¿Y si nunca muriéramos?: Anders Sandberg y la utopía transhumanista
En una conversación tan brillante como inquietante, el futurista sueco Anders Sandberg nos lleva a un viaje por el universo del transhumanismo: esa frontera donde la tecnología promete convertirnos en seres más inteligentes, longevos e incluso posthumanos.
Invitado a Chile por el Observatorio de Bioética y Derecho de la Universidad del Desarrollo, y por la Red Internacional de Bioderecho, Sandberg – exinvestigador senior del Future of Humanity Institute de la Universidad de Oxford– conversó sobre los límites y riesgos de rediseñar la naturaleza humana. Junto al profesor Erick Valdés, Profesor titular de la UDD, y profesor investigador adjunto de bioética de la Universidad de Princeton, exploramos dilemas tan provocadores como reales: la inteligencia artificial descontrolada, las bioweapons fabricadas en un garaje o la posibilidad de conservar tu cabeza en nitrógeno líquido a la espera del futuro. ¿Somos adolescentes al volante de un auto supersónico? ¿Y si pudiéramos aprender idiomas con un chip cerebral? Prepárate para una entrevista que te hará dudar de lo que significa ser humano… y quizás querer vivir lo suficiente como para averiguarlo.

Izq a der: Francisco Leturia, Erick Valdés y Anders Sandberg
Anders se define como “uno de los optimistas más extremos que existen. A veces me cuesta lidiar con eso. Intento repetirme: “sé más cauto, sé más realista”. Pero a los cinco minutos ya estoy otra vez planeando cómo construir una civilización interplanetaria. Y sí, soy transhumanista. También fui un estudiante curioso –y, para mis profesores, probablemente insoportable– porque quería y quiero entenderlo todo, desde la física hasta la filosofía.”
– ¿Cómo defines el transhumanismo?
Es la idea de que los seres humanos podemos y debemos mejorar nuestra condición biológica si poseemos la tecnología para hacerlo. Podemos ser más inteligentes, más longevos, más capaces. En otras palabras, podemos rediseñarnos. La biología no tiene por qué ser nuestro límite. El envejecimiento, por ejemplo, es un error de diseño: la naturaleza nunca se preocupó de que viviéramos mucho, solo de que nos reprodujeramos.
– Eso suena a querer “superar” lo humano. ¿No hay algo inquietante en esa ambición?
La mayoría de la gente no quiere ser un “posthumano”. Solo quiere ser una mejor versión de sí misma: un poco más sana, más sabia, más feliz. Pero hay otros –como yo– que sienten curiosidad por lo que podría venir después. ¿Qué pasa si podemos eliminar el dolor inútil sin perder la pasión o la empatía? ¿Qué pasa si logramos expandir la mente más allá de lo que hoy consideramos posible? Esas preguntas me fascinan.
– Pero también hay algo que asusta en todo eso. ¿Dónde están los límites?

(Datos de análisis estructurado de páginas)
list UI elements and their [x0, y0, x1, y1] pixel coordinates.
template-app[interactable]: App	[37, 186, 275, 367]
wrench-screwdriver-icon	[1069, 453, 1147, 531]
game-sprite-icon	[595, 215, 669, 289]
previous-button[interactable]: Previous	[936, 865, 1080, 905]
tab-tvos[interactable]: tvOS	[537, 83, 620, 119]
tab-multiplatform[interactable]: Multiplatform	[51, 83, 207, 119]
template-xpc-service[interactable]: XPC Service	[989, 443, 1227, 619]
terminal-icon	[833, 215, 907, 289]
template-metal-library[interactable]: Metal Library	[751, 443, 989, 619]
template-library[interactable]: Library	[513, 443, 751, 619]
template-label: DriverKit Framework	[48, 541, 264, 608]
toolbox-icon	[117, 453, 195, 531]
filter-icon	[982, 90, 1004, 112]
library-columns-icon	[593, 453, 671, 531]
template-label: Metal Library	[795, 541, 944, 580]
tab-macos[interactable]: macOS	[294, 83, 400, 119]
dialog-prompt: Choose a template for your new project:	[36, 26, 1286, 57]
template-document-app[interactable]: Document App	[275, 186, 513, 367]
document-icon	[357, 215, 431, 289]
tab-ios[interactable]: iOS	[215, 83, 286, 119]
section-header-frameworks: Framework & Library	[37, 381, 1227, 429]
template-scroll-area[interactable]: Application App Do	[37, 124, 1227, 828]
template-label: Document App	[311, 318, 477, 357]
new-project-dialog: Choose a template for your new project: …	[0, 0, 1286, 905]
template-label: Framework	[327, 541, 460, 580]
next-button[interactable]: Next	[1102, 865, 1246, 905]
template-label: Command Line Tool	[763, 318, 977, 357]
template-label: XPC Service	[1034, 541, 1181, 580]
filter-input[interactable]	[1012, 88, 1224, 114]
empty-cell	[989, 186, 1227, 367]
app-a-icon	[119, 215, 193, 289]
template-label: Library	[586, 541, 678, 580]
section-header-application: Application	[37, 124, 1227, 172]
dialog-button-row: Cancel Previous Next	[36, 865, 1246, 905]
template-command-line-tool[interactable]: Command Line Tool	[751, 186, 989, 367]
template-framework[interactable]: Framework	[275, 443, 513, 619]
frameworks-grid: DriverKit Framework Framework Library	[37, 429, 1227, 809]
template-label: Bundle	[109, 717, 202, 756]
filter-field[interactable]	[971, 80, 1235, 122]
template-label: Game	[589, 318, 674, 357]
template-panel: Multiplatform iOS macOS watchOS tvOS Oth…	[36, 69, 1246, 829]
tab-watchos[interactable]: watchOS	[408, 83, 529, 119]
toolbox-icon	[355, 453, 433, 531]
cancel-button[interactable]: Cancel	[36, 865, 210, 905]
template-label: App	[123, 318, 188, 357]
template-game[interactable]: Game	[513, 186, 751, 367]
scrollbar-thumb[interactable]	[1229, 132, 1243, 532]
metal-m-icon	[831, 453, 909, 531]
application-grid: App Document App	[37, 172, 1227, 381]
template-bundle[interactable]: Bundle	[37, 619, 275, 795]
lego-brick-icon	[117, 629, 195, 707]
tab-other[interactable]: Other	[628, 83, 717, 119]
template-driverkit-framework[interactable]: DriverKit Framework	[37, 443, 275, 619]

Ejercicios:
A. En la entrevista a Anders Sandberg, ¿qué dice él que es el envejecimiento?
B. Imprime el fragmento de la entrevista a Anders Sandberg que va desde "Izq a der: Francisco" hasta "defines el transhumanismo?", ambos incluidos.

Soluciones:
A. Un error de diseño.

B.
Izq a der: Francisco Leturia, Erick Valdés y Anders Sandberg
Anders se define como “uno de los optimistas más extremos que existen. A veces me cuesta lidiar con eso. Intento repetirme: “sé más cauto, sé más realista”. Pero a los cinco minutos ya estoy otra vez planeando cómo construir una civilización interplanetaria. Y sí, soy transhumanista. También fui un estudiante curioso –y, para mis profesores, probablemente insoportable– porque quería y quiero entenderlo todo, desde la física hasta la filosofía.”
– ¿Cómo defines el transhumanismo?